Using the listing below, select the lines with the word "的图象有交点的概率为" and copy them.

(Collection entries)

-=-=-=-=-

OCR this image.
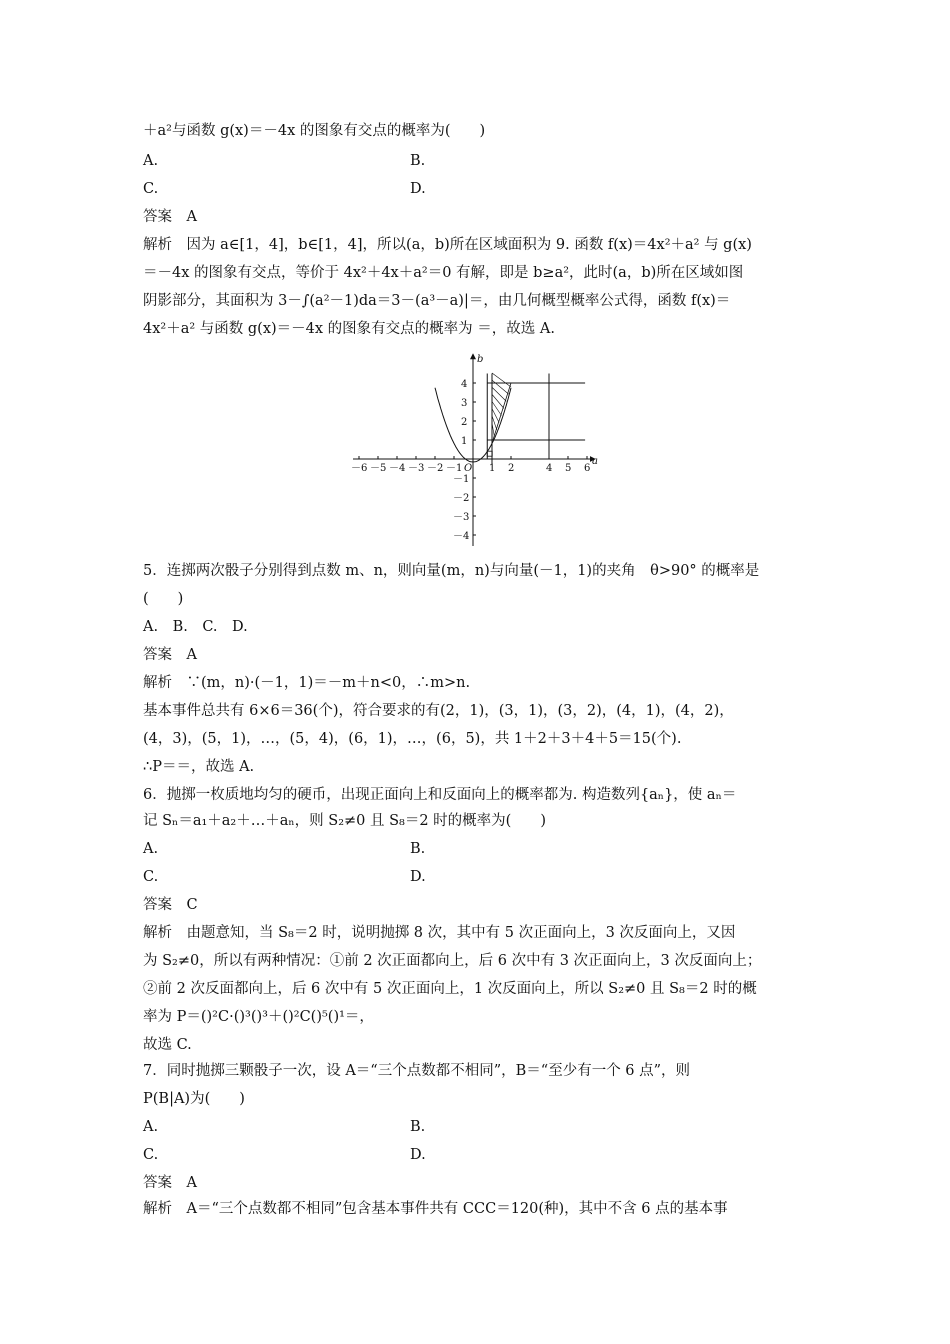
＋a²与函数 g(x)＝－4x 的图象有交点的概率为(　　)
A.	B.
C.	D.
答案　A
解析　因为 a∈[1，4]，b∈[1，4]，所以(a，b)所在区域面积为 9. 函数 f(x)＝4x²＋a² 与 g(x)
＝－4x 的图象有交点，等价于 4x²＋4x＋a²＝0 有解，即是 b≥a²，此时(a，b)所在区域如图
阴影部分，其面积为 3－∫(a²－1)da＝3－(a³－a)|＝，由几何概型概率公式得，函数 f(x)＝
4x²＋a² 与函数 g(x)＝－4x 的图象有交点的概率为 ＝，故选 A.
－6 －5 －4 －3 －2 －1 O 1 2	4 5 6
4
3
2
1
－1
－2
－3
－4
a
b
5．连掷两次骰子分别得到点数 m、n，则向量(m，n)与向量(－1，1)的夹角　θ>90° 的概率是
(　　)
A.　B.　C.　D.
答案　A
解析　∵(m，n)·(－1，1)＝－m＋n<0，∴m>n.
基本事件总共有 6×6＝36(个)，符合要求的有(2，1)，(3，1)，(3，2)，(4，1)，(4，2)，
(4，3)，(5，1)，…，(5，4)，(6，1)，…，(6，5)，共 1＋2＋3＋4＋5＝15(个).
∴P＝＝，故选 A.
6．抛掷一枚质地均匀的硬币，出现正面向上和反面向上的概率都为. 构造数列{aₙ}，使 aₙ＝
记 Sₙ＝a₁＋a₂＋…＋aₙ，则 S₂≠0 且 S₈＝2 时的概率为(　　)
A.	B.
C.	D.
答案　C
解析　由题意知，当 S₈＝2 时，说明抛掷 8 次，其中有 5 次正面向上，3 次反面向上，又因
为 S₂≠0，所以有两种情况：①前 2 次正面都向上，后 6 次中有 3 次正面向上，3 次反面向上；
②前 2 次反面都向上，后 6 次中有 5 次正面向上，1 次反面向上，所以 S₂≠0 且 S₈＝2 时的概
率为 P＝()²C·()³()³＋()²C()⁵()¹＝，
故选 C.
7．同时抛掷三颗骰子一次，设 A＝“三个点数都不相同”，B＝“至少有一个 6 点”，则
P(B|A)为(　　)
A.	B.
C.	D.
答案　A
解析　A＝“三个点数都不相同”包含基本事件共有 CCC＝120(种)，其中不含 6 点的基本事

-=-=-=-=-

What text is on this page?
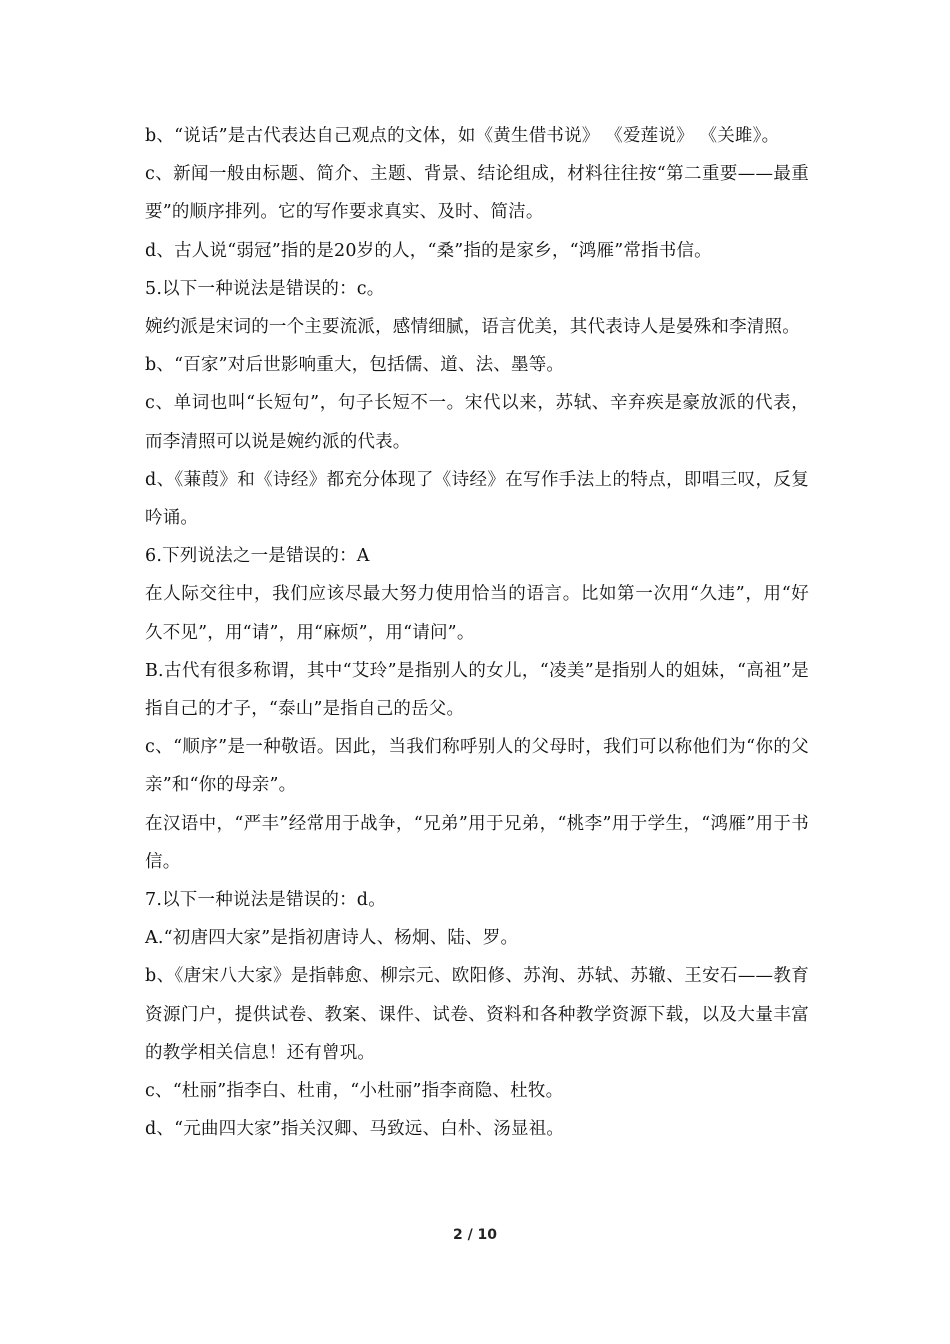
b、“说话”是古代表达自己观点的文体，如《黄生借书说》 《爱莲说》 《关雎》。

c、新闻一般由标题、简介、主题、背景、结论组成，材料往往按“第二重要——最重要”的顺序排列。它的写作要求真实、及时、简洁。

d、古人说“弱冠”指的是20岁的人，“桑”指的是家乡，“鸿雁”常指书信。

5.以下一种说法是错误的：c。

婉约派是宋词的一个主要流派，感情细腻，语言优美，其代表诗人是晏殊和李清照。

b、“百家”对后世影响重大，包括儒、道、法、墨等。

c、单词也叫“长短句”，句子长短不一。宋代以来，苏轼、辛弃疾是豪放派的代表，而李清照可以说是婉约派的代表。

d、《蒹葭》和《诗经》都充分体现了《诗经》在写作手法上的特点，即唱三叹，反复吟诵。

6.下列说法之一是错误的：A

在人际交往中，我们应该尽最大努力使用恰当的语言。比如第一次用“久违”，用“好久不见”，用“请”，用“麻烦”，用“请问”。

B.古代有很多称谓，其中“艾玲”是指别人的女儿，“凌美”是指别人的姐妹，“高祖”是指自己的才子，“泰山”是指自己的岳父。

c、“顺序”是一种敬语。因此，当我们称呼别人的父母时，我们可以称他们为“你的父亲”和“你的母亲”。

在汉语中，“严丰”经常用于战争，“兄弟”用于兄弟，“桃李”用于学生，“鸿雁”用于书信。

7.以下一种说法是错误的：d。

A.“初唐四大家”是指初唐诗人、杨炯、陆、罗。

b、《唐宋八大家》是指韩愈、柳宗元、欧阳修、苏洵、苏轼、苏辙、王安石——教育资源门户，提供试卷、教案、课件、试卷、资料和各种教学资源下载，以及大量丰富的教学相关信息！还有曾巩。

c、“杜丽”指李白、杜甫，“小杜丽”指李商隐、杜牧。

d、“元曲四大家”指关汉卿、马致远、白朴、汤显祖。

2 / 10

-=-=-=-=-

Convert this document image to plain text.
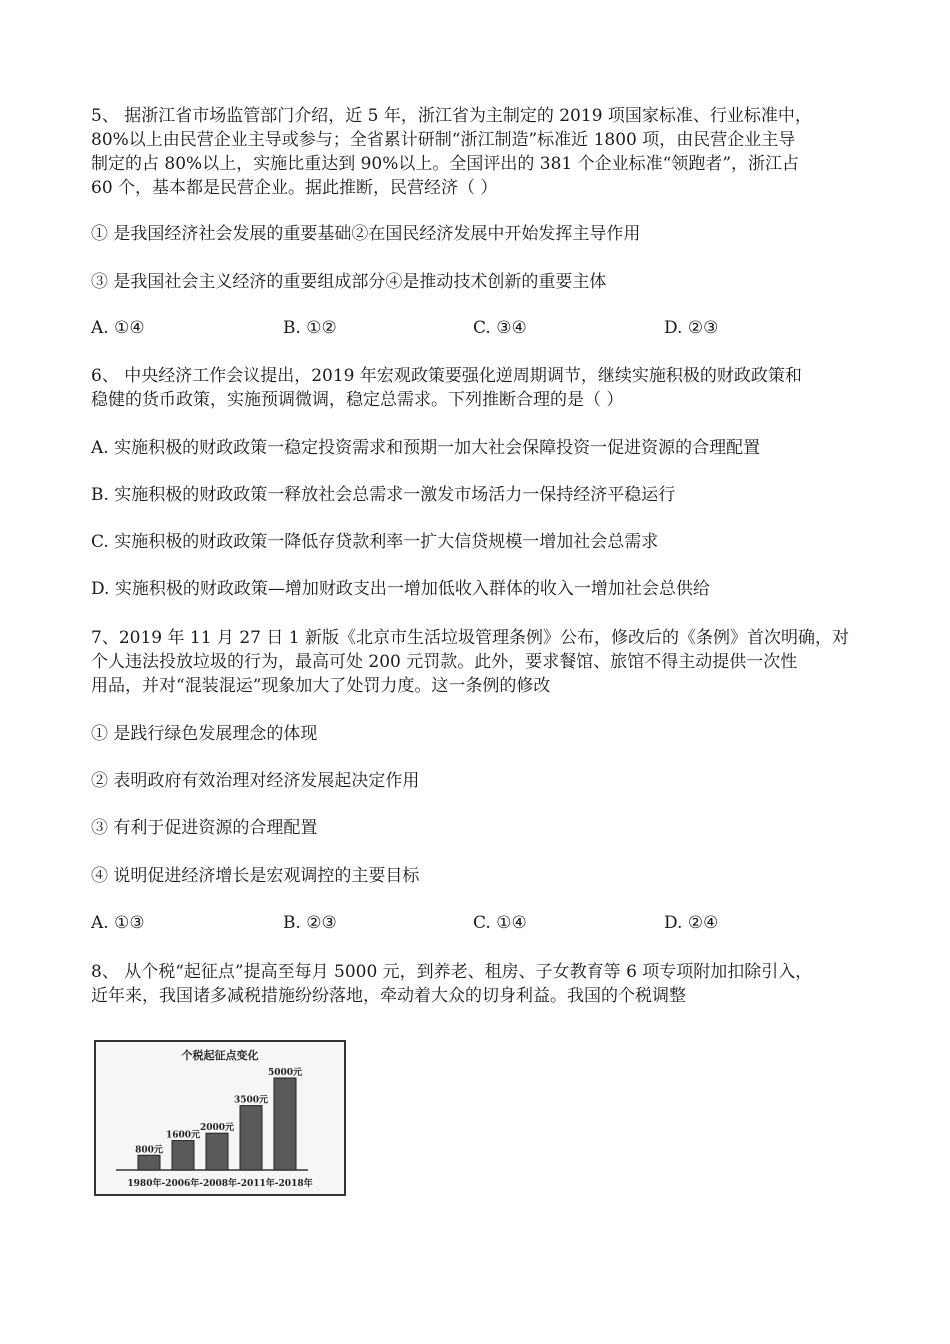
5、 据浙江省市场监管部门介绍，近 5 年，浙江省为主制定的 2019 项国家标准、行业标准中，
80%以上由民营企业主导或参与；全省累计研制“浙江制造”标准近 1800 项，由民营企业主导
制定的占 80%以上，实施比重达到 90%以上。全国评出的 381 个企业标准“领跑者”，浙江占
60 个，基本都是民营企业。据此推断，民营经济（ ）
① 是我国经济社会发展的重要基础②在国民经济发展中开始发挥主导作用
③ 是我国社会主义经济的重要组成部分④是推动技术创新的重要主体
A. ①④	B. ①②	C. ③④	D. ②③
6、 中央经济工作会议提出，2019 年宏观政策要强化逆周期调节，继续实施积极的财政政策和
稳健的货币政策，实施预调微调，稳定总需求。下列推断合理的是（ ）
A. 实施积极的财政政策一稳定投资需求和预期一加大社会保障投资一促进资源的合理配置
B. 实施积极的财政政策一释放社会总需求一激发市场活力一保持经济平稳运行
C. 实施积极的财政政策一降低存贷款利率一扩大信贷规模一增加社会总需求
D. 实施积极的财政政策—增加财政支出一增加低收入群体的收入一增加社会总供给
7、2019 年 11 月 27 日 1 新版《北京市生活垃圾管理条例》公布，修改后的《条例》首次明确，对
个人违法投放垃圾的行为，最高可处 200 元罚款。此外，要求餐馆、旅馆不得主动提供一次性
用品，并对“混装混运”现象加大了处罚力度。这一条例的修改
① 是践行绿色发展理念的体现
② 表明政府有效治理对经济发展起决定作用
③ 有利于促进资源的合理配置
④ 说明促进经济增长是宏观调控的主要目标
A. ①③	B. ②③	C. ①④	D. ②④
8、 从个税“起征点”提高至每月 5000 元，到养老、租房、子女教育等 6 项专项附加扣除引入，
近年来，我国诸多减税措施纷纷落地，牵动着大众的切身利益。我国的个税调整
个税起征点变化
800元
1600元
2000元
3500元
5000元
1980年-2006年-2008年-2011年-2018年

-=-=-=-=-

» **Solution for this problem**
＋a²与函数 g(x)＝－4x 的图象有交点的概率为(　　)
4x²＋a² 与函数 g(x)＝－4x 的图象有交点的概率为 ＝，故选 A.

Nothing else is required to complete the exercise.